> _EXTRACTED ENTRIES_
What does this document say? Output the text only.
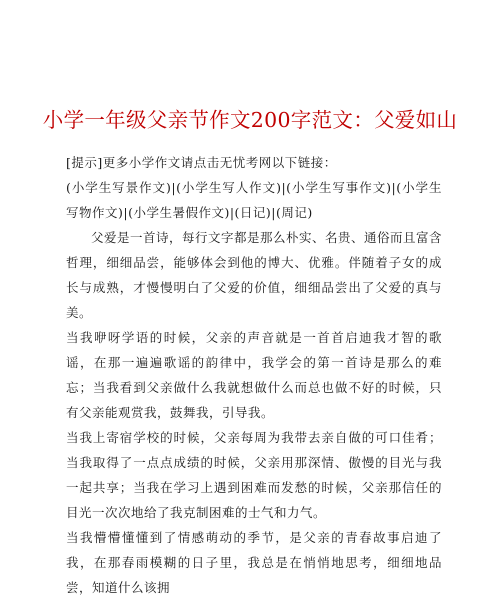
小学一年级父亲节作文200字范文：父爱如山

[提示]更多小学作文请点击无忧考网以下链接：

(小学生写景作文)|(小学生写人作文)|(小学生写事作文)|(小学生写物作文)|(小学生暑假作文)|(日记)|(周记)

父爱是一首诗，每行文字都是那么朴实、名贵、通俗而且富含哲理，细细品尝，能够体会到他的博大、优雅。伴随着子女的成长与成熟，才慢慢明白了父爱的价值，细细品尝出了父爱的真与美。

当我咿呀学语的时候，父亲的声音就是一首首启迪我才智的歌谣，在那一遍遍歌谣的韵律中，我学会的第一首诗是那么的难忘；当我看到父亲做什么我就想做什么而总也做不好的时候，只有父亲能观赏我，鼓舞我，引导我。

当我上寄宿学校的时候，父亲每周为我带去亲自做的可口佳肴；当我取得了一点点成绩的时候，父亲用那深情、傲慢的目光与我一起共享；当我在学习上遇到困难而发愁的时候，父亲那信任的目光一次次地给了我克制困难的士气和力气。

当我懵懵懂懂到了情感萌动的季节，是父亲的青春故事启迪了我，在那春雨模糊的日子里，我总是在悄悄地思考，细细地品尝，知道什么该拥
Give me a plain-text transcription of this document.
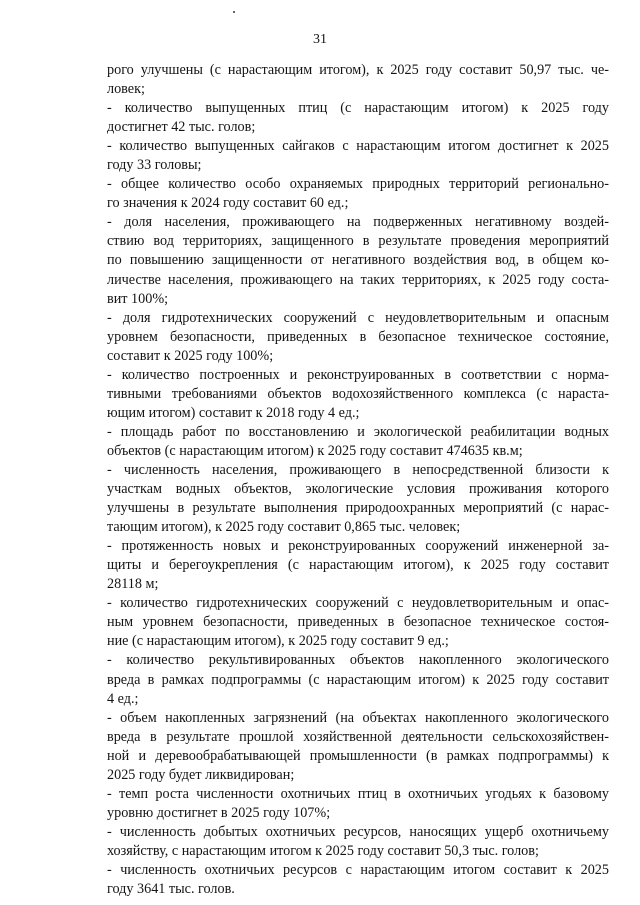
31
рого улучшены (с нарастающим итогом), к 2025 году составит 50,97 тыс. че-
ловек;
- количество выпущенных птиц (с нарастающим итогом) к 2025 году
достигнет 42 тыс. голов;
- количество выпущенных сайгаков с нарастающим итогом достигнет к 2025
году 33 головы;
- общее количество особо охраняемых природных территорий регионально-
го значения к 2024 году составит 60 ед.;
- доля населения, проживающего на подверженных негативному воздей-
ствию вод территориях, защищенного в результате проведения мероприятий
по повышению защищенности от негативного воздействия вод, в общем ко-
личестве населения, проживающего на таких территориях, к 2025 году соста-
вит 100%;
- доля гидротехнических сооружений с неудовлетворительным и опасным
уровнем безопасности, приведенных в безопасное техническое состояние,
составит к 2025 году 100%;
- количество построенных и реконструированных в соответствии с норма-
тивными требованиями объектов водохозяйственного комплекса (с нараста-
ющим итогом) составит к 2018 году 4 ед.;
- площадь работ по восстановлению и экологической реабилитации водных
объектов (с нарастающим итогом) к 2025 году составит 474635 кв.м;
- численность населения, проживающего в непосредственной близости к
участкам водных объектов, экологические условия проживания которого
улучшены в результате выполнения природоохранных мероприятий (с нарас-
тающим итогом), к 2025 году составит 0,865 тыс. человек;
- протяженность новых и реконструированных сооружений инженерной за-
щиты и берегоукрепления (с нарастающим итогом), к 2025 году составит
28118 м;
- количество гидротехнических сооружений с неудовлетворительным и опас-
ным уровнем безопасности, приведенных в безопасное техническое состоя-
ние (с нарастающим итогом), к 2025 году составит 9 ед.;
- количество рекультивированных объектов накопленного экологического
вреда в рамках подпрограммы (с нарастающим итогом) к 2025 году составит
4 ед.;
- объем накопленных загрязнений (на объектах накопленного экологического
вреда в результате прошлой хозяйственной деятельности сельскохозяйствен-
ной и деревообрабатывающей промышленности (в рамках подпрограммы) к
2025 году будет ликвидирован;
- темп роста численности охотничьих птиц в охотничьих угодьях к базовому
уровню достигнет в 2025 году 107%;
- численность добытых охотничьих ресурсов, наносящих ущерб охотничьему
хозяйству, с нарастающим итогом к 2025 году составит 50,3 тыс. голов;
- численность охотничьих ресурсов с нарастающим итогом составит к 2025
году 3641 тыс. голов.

> _WHAT THIS TASK INVOLVES_
Pictures don't belong in the copy. Restate all the entries exactly.

> _RESULT BELOW_
What does this document say? Output the text only.
小学一年级父亲节作文200字范文：父爱如山

[提示]更多小学作文请点击无忧考网以下链接：

(小学生写景作文)|(小学生写人作文)|(小学生写事作文)|(小学生写物作文)|(小学生暑假作文)|(日记)|(周记)

父爱是一首诗，每行文字都是那么朴实、名贵、通俗而且富含哲理，细细品尝，能够体会到他的博大、优雅。伴随着子女的成长与成熟，才慢慢明白了父爱的价值，细细品尝出了父爱的真与美。

当我咿呀学语的时候，父亲的声音就是一首首启迪我才智的歌谣，在那一遍遍歌谣的韵律中，我学会的第一首诗是那么的难忘；当我看到父亲做什么我就想做什么而总也做不好的时候，只有父亲能观赏我，鼓舞我，引导我。

当我上寄宿学校的时候，父亲每周为我带去亲自做的可口佳肴；当我取得了一点点成绩的时候，父亲用那深情、傲慢的目光与我一起共享；当我在学习上遇到困难而发愁的时候，父亲那信任的目光一次次地给了我克制困难的士气和力气。

当我懵懵懂懂到了情感萌动的季节，是父亲的青春故事启迪了我，在那春雨模糊的日子里，我总是在悄悄地思考，细细地品尝，知道什么该拥
Give me a plain-text transcription of this document.
31
рого улучшены (с нарастающим итогом), к 2025 году составит 50,97 тыс. че-
ловек;
- количество выпущенных птиц (с нарастающим итогом) к 2025 году
достигнет 42 тыс. голов;
- количество выпущенных сайгаков с нарастающим итогом достигнет к 2025
году 33 головы;
- общее количество особо охраняемых природных территорий регионально-
го значения к 2024 году составит 60 ед.;
- доля населения, проживающего на подверженных негативному воздей-
ствию вод территориях, защищенного в результате проведения мероприятий
по повышению защищенности от негативного воздействия вод, в общем ко-
личестве населения, проживающего на таких территориях, к 2025 году соста-
вит 100%;
- доля гидротехнических сооружений с неудовлетворительным и опасным
уровнем безопасности, приведенных в безопасное техническое состояние,
составит к 2025 году 100%;
- количество построенных и реконструированных в соответствии с норма-
тивными требованиями объектов водохозяйственного комплекса (с нараста-
ющим итогом) составит к 2018 году 4 ед.;
- площадь работ по восстановлению и экологической реабилитации водных
объектов (с нарастающим итогом) к 2025 году составит 474635 кв.м;
- численность населения, проживающего в непосредственной близости к
участкам водных объектов, экологические условия проживания которого
улучшены в результате выполнения природоохранных мероприятий (с нарас-
тающим итогом), к 2025 году составит 0,865 тыс. человек;
- протяженность новых и реконструированных сооружений инженерной за-
щиты и берегоукрепления (с нарастающим итогом), к 2025 году составит
28118 м;
- количество гидротехнических сооружений с неудовлетворительным и опас-
ным уровнем безопасности, приведенных в безопасное техническое состоя-
ние (с нарастающим итогом), к 2025 году составит 9 ед.;
- количество рекультивированных объектов накопленного экологического
вреда в рамках подпрограммы (с нарастающим итогом) к 2025 году составит
4 ед.;
- объем накопленных загрязнений (на объектах накопленного экологического
вреда в результате прошлой хозяйственной деятельности сельскохозяйствен-
ной и деревообрабатывающей промышленности (в рамках подпрограммы) к
2025 году будет ликвидирован;
- темп роста численности охотничьих птиц в охотничьих угодьях к базовому
уровню достигнет в 2025 году 107%;
- численность добытых охотничьих ресурсов, наносящих ущерб охотничьему
хозяйству, с нарастающим итогом к 2025 году составит 50,3 тыс. голов;
- численность охотничьих ресурсов с нарастающим итогом составит к 2025
году 3641 тыс. голов.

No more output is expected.